[Part of a data file]
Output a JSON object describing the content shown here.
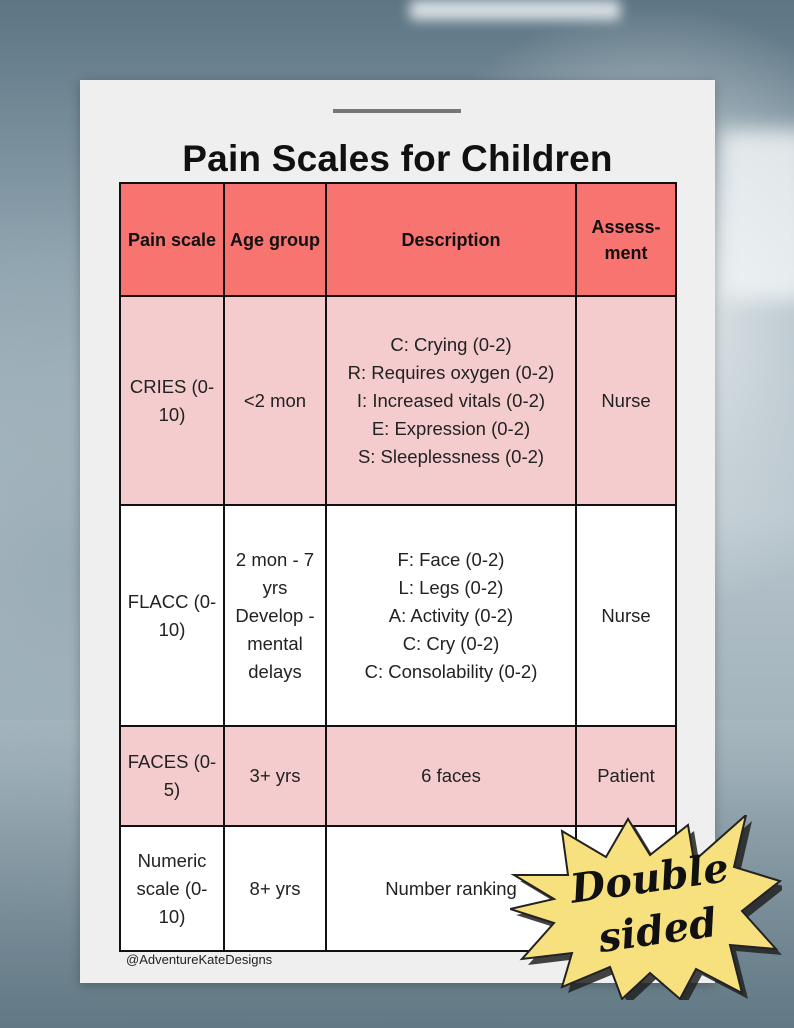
{
  "title": "Pain Scales for Children",
  "credit": "@AdventureKateDesigns",
  "table": {
    "headers": [
      "Pain scale",
      "Age group",
      "Description",
      "Assess-ment"
    ],
    "rows": [
      {
        "scale": "CRIES (0-10)",
        "age": "<2 mon",
        "description": [
          "C: Crying (0-2)",
          "R: Requires oxygen (0-2)",
          "I: Increased vitals (0-2)",
          "E: Expression (0-2)",
          "S: Sleeplessness (0-2)"
        ],
        "assessment": "Nurse"
      },
      {
        "scale": "FLACC (0-10)",
        "age": "2 mon - 7 yrs Develop -mental delays",
        "description": [
          "F: Face (0-2)",
          "L: Legs (0-2)",
          "A: Activity (0-2)",
          "C: Cry (0-2)",
          "C: Consolability (0-2)"
        ],
        "assessment": "Nurse"
      },
      {
        "scale": "FACES (0-5)",
        "age": "3+ yrs",
        "description": [
          "6 faces"
        ],
        "assessment": "Patient"
      },
      {
        "scale": "Numeric scale (0-10)",
        "age": "8+ yrs",
        "description": [
          "Number ranking"
        ],
        "assessment": ""
      }
    ]
  },
  "badge": {
    "line1": "Double",
    "line2": "sided"
  },
  "colors": {
    "header": "#f77470",
    "pink_row": "#f4cccd",
    "badge": "#f7e07e"
  }
}
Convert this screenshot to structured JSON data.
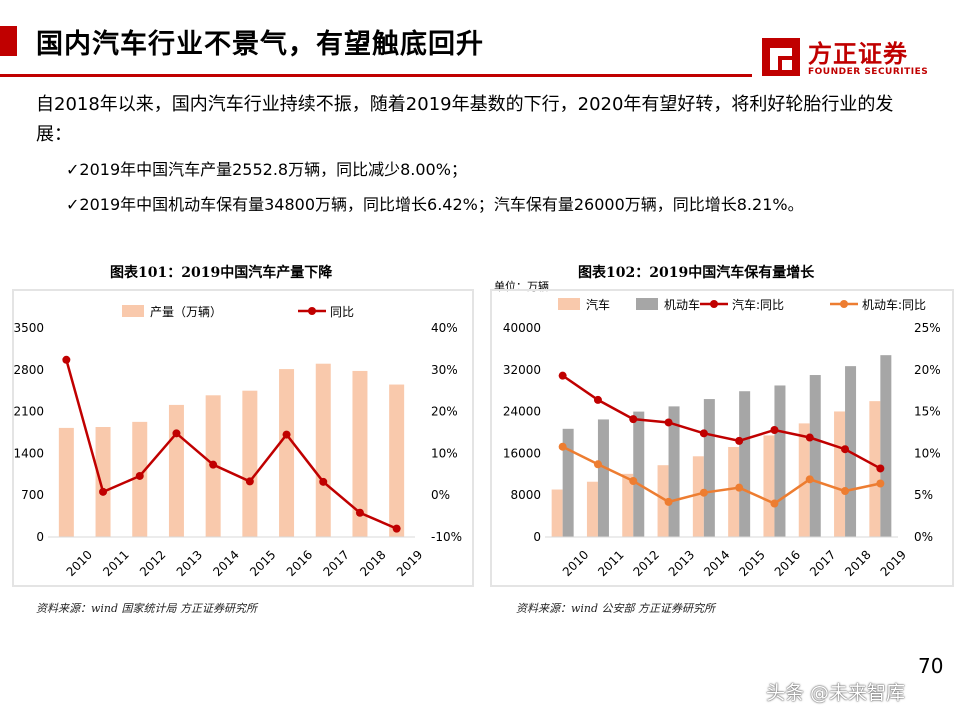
{
  "page": {
    "title": "国内汽车行业不景气，有望触底回升",
    "logo_cn": "方正证券",
    "logo_en": "FOUNDER SECURITIES",
    "intro": "自2018年以来，国内汽车行业持续不振，随着2019年基数的下行，2020年有望好转，将利好轮胎行业的发展：",
    "bullets": [
      "✓2019年中国汽车产量2552.8万辆，同比减少8.00%；",
      "✓2019年中国机动车保有量34800万辆，同比增长6.42%；汽车保有量26000万辆，同比增长8.21%。"
    ],
    "page_number": "70",
    "watermark": "头条 @未来智库",
    "colors": {
      "accent": "#c00000",
      "bar_peach": "#f9c9ac",
      "bar_gray": "#a6a6a6",
      "line_red": "#c00000",
      "line_orange": "#ed7d31"
    }
  },
  "chart_data": [
    {
      "type": "bar",
      "title": "图表101：2019中国汽车产量下降",
      "source": "资料来源：wind 国家统计局 方正证券研究所",
      "categories": [
        "2010",
        "2011",
        "2012",
        "2013",
        "2014",
        "2015",
        "2016",
        "2017",
        "2018",
        "2019"
      ],
      "series": [
        {
          "name": "产量（万辆）",
          "type": "bar",
          "axis": "left",
          "values": [
            1827,
            1842,
            1928,
            2212,
            2373,
            2450,
            2812,
            2902,
            2781,
            2553
          ]
        },
        {
          "name": "同比",
          "type": "line",
          "axis": "right",
          "values": [
            32.4,
            0.8,
            4.6,
            14.8,
            7.3,
            3.3,
            14.5,
            3.2,
            -4.2,
            -8.0
          ]
        }
      ],
      "left_axis": {
        "min": 0,
        "max": 3500,
        "ticks": [
          "0",
          "700",
          "1400",
          "2100",
          "2800",
          "3500"
        ]
      },
      "right_axis": {
        "min": -10,
        "max": 40,
        "ticks": [
          "-10%",
          "0%",
          "10%",
          "20%",
          "30%",
          "40%"
        ]
      },
      "legend": "top"
    },
    {
      "type": "bar",
      "title": "图表102：2019中国汽车保有量增长",
      "unit": "单位：万辆",
      "source": "资料来源：wind 公安部 方正证券研究所",
      "categories": [
        "2010",
        "2011",
        "2012",
        "2013",
        "2014",
        "2015",
        "2016",
        "2017",
        "2018",
        "2019"
      ],
      "series": [
        {
          "name": "汽车",
          "type": "bar",
          "axis": "left",
          "values": [
            9086,
            10578,
            12089,
            13741,
            15447,
            17228,
            19440,
            21743,
            24028,
            26000
          ]
        },
        {
          "name": "机动车",
          "type": "bar",
          "axis": "left",
          "values": [
            20706,
            22500,
            24000,
            25000,
            26400,
            27900,
            29000,
            31000,
            32700,
            34800
          ]
        },
        {
          "name": "汽车:同比",
          "type": "line",
          "axis": "right",
          "values": [
            19.3,
            16.4,
            14.1,
            13.7,
            12.4,
            11.5,
            12.8,
            11.9,
            10.5,
            8.2
          ]
        },
        {
          "name": "机动车:同比",
          "type": "line",
          "axis": "right",
          "values": [
            10.8,
            8.7,
            6.7,
            4.2,
            5.3,
            5.9,
            4.0,
            6.9,
            5.5,
            6.4
          ]
        }
      ],
      "left_axis": {
        "min": 0,
        "max": 40000,
        "ticks": [
          "0",
          "8000",
          "16000",
          "24000",
          "32000",
          "40000"
        ]
      },
      "right_axis": {
        "min": 0,
        "max": 25,
        "ticks": [
          "0%",
          "5%",
          "10%",
          "15%",
          "20%",
          "25%"
        ]
      },
      "legend": "top"
    }
  ]
}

◆ Problem
Repeat the lines above exactly, and keep every picture out.

◆ Task answer
Output a JSON object describing the content shown here.
{
  "title": "Pain Scales for Children",
  "credit": "@AdventureKateDesigns",
  "table": {
    "headers": [
      "Pain scale",
      "Age group",
      "Description",
      "Assess-ment"
    ],
    "rows": [
      {
        "scale": "CRIES (0-10)",
        "age": "<2 mon",
        "description": [
          "C: Crying (0-2)",
          "R: Requires oxygen (0-2)",
          "I: Increased vitals (0-2)",
          "E: Expression (0-2)",
          "S: Sleeplessness (0-2)"
        ],
        "assessment": "Nurse"
      },
      {
        "scale": "FLACC (0-10)",
        "age": "2 mon - 7 yrs Develop -mental delays",
        "description": [
          "F: Face (0-2)",
          "L: Legs (0-2)",
          "A: Activity (0-2)",
          "C: Cry (0-2)",
          "C: Consolability (0-2)"
        ],
        "assessment": "Nurse"
      },
      {
        "scale": "FACES (0-5)",
        "age": "3+ yrs",
        "description": [
          "6 faces"
        ],
        "assessment": "Patient"
      },
      {
        "scale": "Numeric scale (0-10)",
        "age": "8+ yrs",
        "description": [
          "Number ranking"
        ],
        "assessment": ""
      }
    ]
  },
  "badge": {
    "line1": "Double",
    "line2": "sided"
  },
  "colors": {
    "header": "#f77470",
    "pink_row": "#f4cccd",
    "badge": "#f7e07e"
  }
}
Convert this screenshot to structured JSON data.
{
  "page": {
    "title": "国内汽车行业不景气，有望触底回升",
    "logo_cn": "方正证券",
    "logo_en": "FOUNDER SECURITIES",
    "intro": "自2018年以来，国内汽车行业持续不振，随着2019年基数的下行，2020年有望好转，将利好轮胎行业的发展：",
    "bullets": [
      "✓2019年中国汽车产量2552.8万辆，同比减少8.00%；",
      "✓2019年中国机动车保有量34800万辆，同比增长6.42%；汽车保有量26000万辆，同比增长8.21%。"
    ],
    "page_number": "70",
    "watermark": "头条 @未来智库",
    "colors": {
      "accent": "#c00000",
      "bar_peach": "#f9c9ac",
      "bar_gray": "#a6a6a6",
      "line_red": "#c00000",
      "line_orange": "#ed7d31"
    }
  },
  "chart_data": [
    {
      "type": "bar",
      "title": "图表101：2019中国汽车产量下降",
      "source": "资料来源：wind 国家统计局 方正证券研究所",
      "categories": [
        "2010",
        "2011",
        "2012",
        "2013",
        "2014",
        "2015",
        "2016",
        "2017",
        "2018",
        "2019"
      ],
      "series": [
        {
          "name": "产量（万辆）",
          "type": "bar",
          "axis": "left",
          "values": [
            1827,
            1842,
            1928,
            2212,
            2373,
            2450,
            2812,
            2902,
            2781,
            2553
          ]
        },
        {
          "name": "同比",
          "type": "line",
          "axis": "right",
          "values": [
            32.4,
            0.8,
            4.6,
            14.8,
            7.3,
            3.3,
            14.5,
            3.2,
            -4.2,
            -8.0
          ]
        }
      ],
      "left_axis": {
        "min": 0,
        "max": 3500,
        "ticks": [
          "0",
          "700",
          "1400",
          "2100",
          "2800",
          "3500"
        ]
      },
      "right_axis": {
        "min": -10,
        "max": 40,
        "ticks": [
          "-10%",
          "0%",
          "10%",
          "20%",
          "30%",
          "40%"
        ]
      },
      "legend": "top"
    },
    {
      "type": "bar",
      "title": "图表102：2019中国汽车保有量增长",
      "unit": "单位：万辆",
      "source": "资料来源：wind 公安部 方正证券研究所",
      "categories": [
        "2010",
        "2011",
        "2012",
        "2013",
        "2014",
        "2015",
        "2016",
        "2017",
        "2018",
        "2019"
      ],
      "series": [
        {
          "name": "汽车",
          "type": "bar",
          "axis": "left",
          "values": [
            9086,
            10578,
            12089,
            13741,
            15447,
            17228,
            19440,
            21743,
            24028,
            26000
          ]
        },
        {
          "name": "机动车",
          "type": "bar",
          "axis": "left",
          "values": [
            20706,
            22500,
            24000,
            25000,
            26400,
            27900,
            29000,
            31000,
            32700,
            34800
          ]
        },
        {
          "name": "汽车:同比",
          "type": "line",
          "axis": "right",
          "values": [
            19.3,
            16.4,
            14.1,
            13.7,
            12.4,
            11.5,
            12.8,
            11.9,
            10.5,
            8.2
          ]
        },
        {
          "name": "机动车:同比",
          "type": "line",
          "axis": "right",
          "values": [
            10.8,
            8.7,
            6.7,
            4.2,
            5.3,
            5.9,
            4.0,
            6.9,
            5.5,
            6.4
          ]
        }
      ],
      "left_axis": {
        "min": 0,
        "max": 40000,
        "ticks": [
          "0",
          "8000",
          "16000",
          "24000",
          "32000",
          "40000"
        ]
      },
      "right_axis": {
        "min": 0,
        "max": 25,
        "ticks": [
          "0%",
          "5%",
          "10%",
          "15%",
          "20%",
          "25%"
        ]
      },
      "legend": "top"
    }
  ]
}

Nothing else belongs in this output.